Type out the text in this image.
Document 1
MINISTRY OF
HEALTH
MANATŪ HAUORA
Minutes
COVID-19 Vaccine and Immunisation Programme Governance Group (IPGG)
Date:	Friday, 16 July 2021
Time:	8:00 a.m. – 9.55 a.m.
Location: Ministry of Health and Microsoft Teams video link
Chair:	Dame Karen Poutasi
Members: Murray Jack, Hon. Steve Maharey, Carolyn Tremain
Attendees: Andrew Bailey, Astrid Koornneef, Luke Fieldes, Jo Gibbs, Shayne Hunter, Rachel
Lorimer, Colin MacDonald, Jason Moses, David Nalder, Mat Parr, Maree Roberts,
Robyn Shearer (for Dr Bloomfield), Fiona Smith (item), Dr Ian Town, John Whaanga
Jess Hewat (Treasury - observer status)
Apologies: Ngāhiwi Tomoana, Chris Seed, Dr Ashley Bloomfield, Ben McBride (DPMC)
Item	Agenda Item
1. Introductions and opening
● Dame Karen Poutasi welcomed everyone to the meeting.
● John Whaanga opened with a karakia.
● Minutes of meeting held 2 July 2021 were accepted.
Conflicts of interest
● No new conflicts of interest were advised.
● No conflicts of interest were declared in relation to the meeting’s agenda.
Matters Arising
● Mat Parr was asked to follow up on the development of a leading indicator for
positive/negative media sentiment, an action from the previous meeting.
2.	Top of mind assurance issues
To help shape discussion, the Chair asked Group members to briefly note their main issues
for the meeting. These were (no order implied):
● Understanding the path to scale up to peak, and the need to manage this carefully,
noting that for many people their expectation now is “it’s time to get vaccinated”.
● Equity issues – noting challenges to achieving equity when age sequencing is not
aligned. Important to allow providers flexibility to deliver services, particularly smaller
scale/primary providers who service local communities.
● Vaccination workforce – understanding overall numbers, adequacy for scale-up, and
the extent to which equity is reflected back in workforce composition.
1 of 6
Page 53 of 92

* [Task statement]:
From the entries above, copy out every line where the string "Chair" appears.

* [Result of this exercise]:
Chair:	Dame Karen Poutasi
To help shape discussion, the Chair asked Group members to briefly note their main issues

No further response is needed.